▶ **Directive**
Search the material below for the word "partial". Copy every line that has it.
* Begin Records for this exercise *
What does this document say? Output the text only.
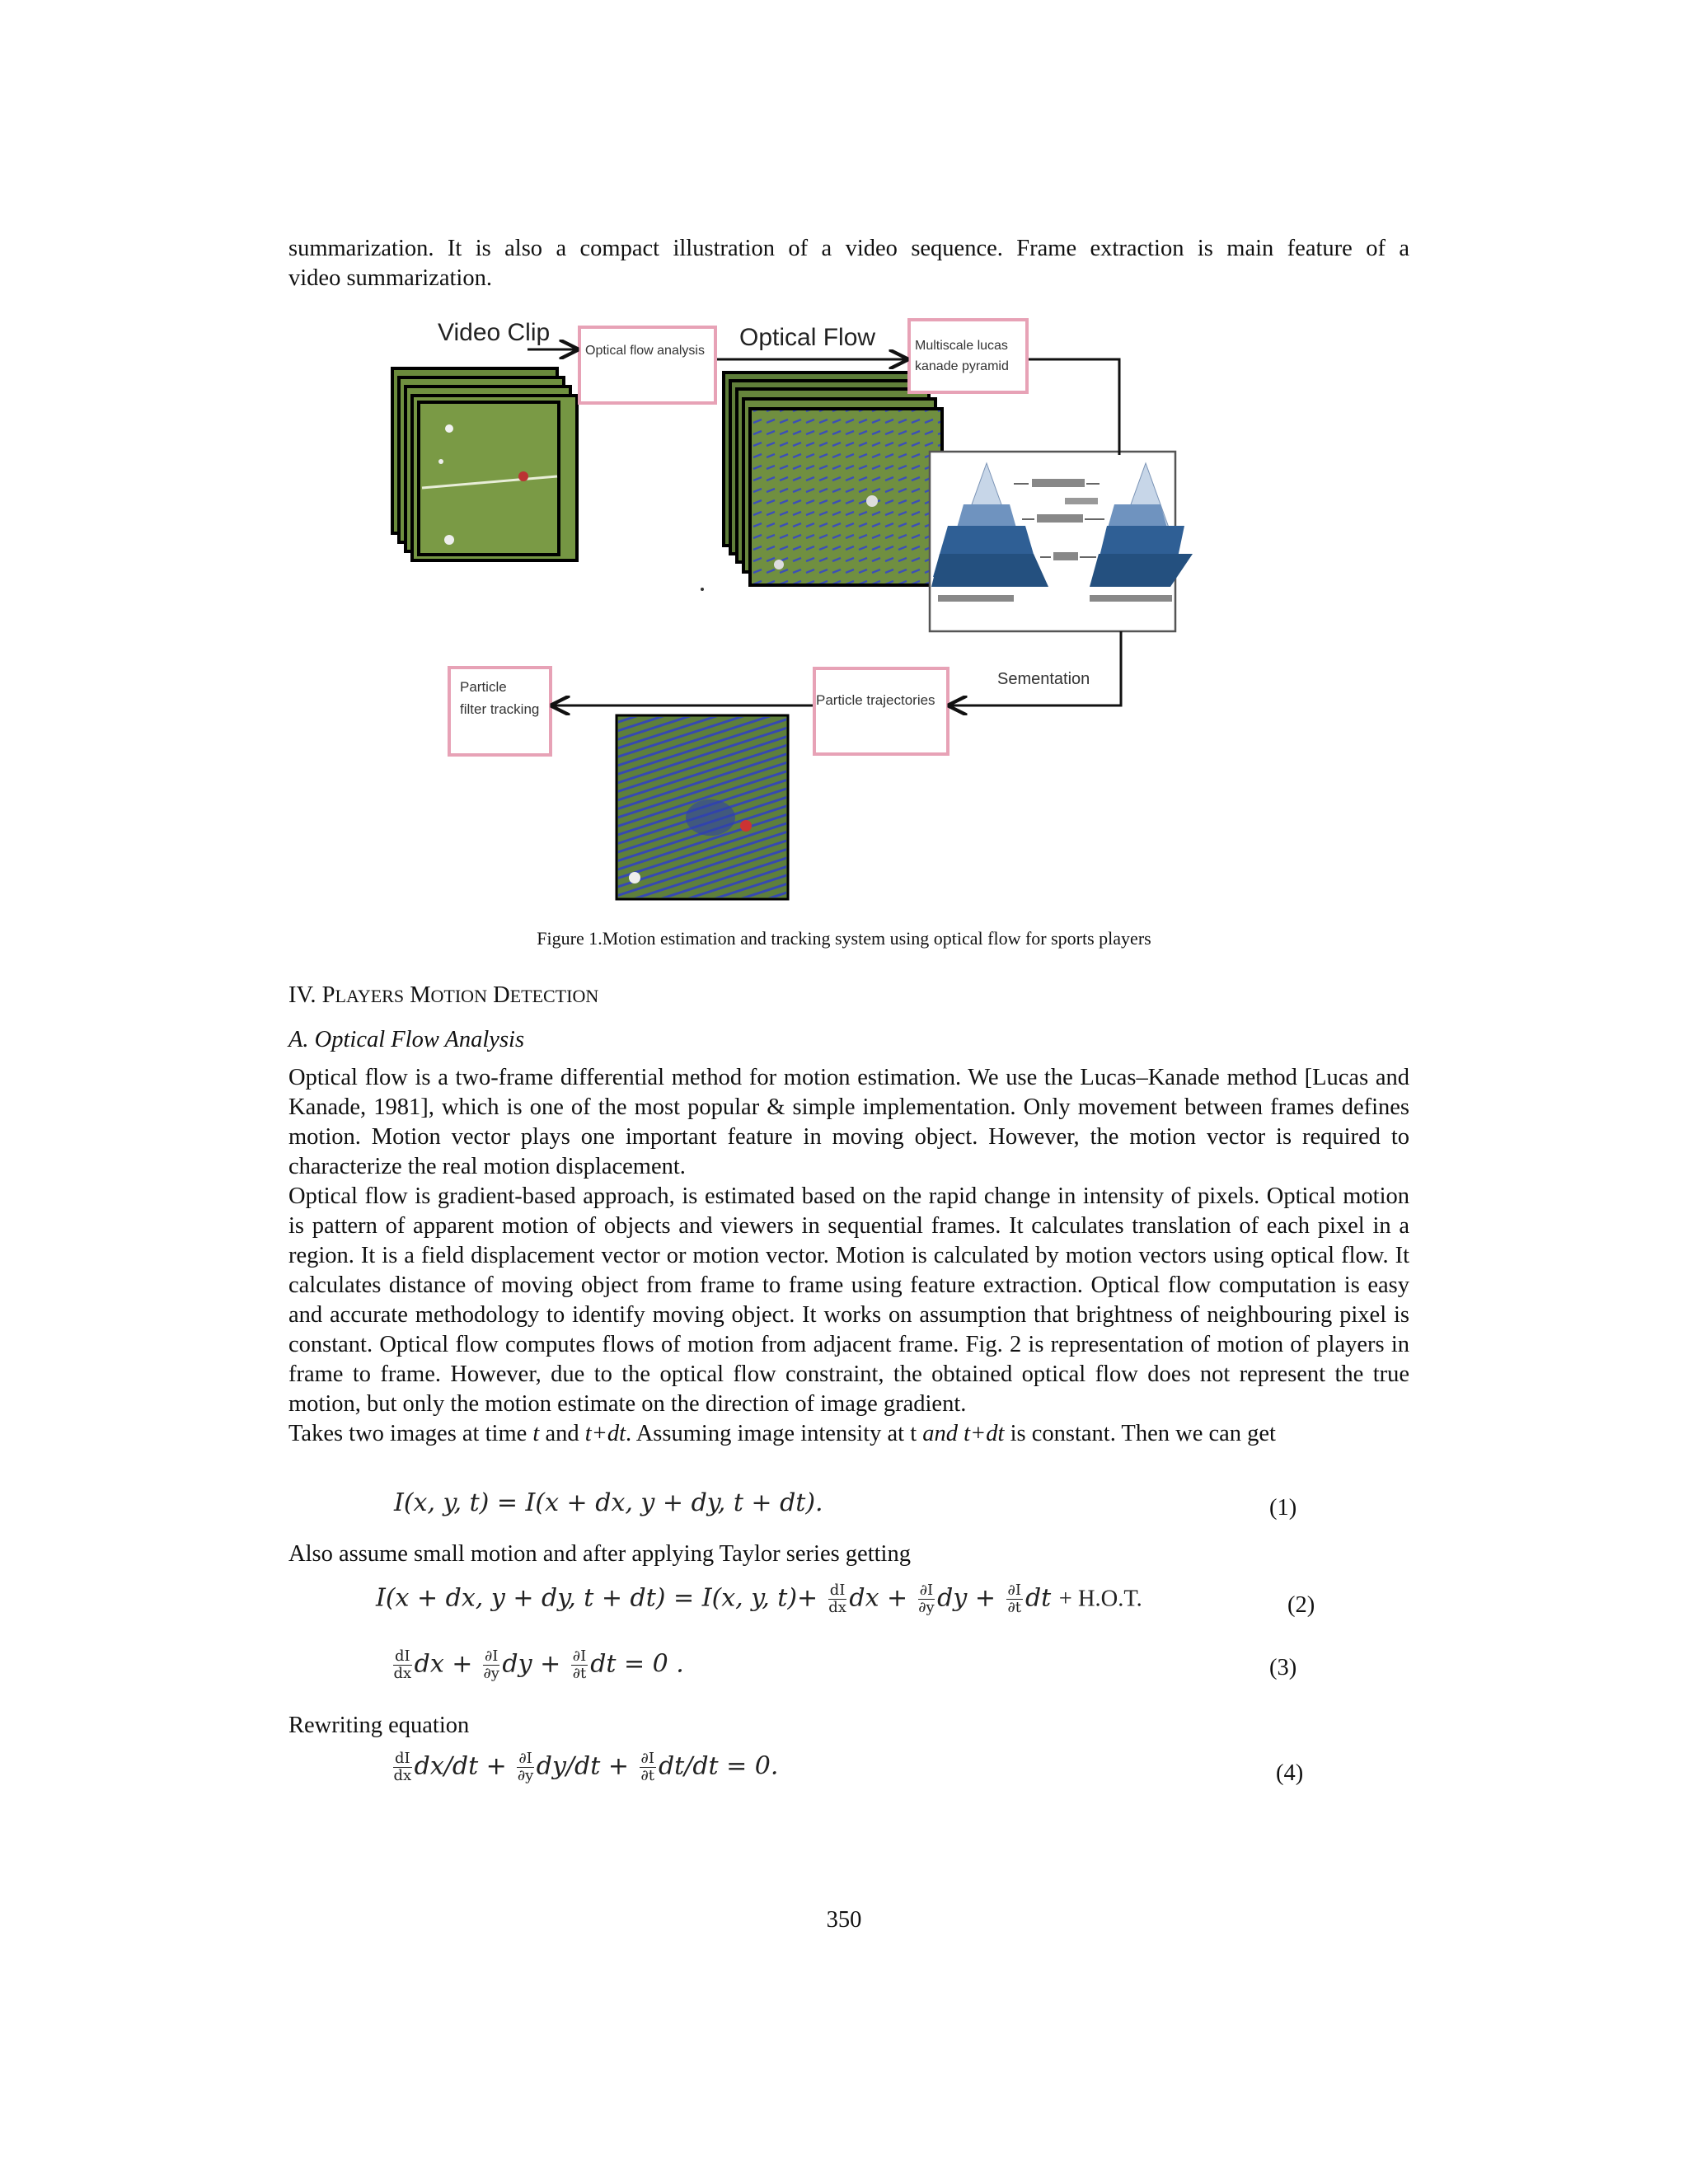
summarization. It is also a compact illustration of a video sequence. Frame extraction is main feature of a

video summarization.

Video Clip
Optical flow analysis Optical Flow	Multiscale lucas
kanade pyramid
Sementation
Particle trajectories
Particle
filter tracking
Figure 1.Motion estimation and tracking system using optical flow for sports players
IV. PLAYERS MOTION DETECTION
A. Optical Flow Analysis

Optical flow is a two-frame differential method for motion estimation. We use the Lucas–Kanade method [Lucas and Kanade, 1981], which is one of the most popular & simple implementation. Only movement between frames defines motion. Motion vector plays one important feature in moving object. However, the motion vector is required to characterize the real motion displacement.

Optical flow is gradient-based approach, is estimated based on the rapid change in intensity of pixels. Optical motion is pattern of apparent motion of objects and viewers in sequential frames. It calculates translation of each pixel in a region. It is a field displacement vector or motion vector. Motion is calculated by motion vectors using optical flow. It calculates distance of moving object from frame to frame using feature extraction. Optical flow computation is easy and accurate methodology to identify moving object. It works on assumption that brightness of neighbouring pixel is constant. Optical flow computes flows of motion from adjacent frame. Fig. 2 is representation of motion of players in frame to frame. However, due to the optical flow constraint, the obtained optical flow does not represent the true motion, but only the motion estimate on the direction of image gradient.

Takes two images at time t and t+dt. Assuming image intensity at t and t+dt is constant. Then we can get

I(x, y, t) = I(x + dx, y + dy, t + dt).	(1)
Also assume small motion and after applying Taylor series getting
I(x + dx, y + dy, t + dt) = I(x, y, $t)+ \frac{dI}{dx}$ dx + $\frac{\partial I}{\partial y}$ dy + $\frac{\partial I}{\partial t}$ dt + H.O.T.	(2)
$\frac{dI}{dx}$ dx + $\frac{\partial I}{\partial y}$ dy + $\frac{\partial I}{\partial t}$ dt = 0 .	(3)
Rewriting equation
$\frac{dI}{dx} dx/dt + \frac{\partial I}{\partial y} dy/dt + \frac{\partial I}{\partial t} dt/dt = 0$.	(4)
350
* End Records for this exercise *
▶ **Answer to this exercise**
I(x + dx, y + dy, t + dt) = I(x, y, $t)+ \frac{dI}{dx}$ dx + $\frac{\partial I}{\partial y}$ dy + $\frac{\partial I}{\partial t}$ dt + H.O.T.	(2)
$\frac{dI}{dx}$ dx + $\frac{\partial I}{\partial y}$ dy + $\frac{\partial I}{\partial t}$ dt = 0 .	(3)
$\frac{dI}{dx} dx/dt + \frac{\partial I}{\partial y} dy/dt + \frac{\partial I}{\partial t} dt/dt = 0$.	(4)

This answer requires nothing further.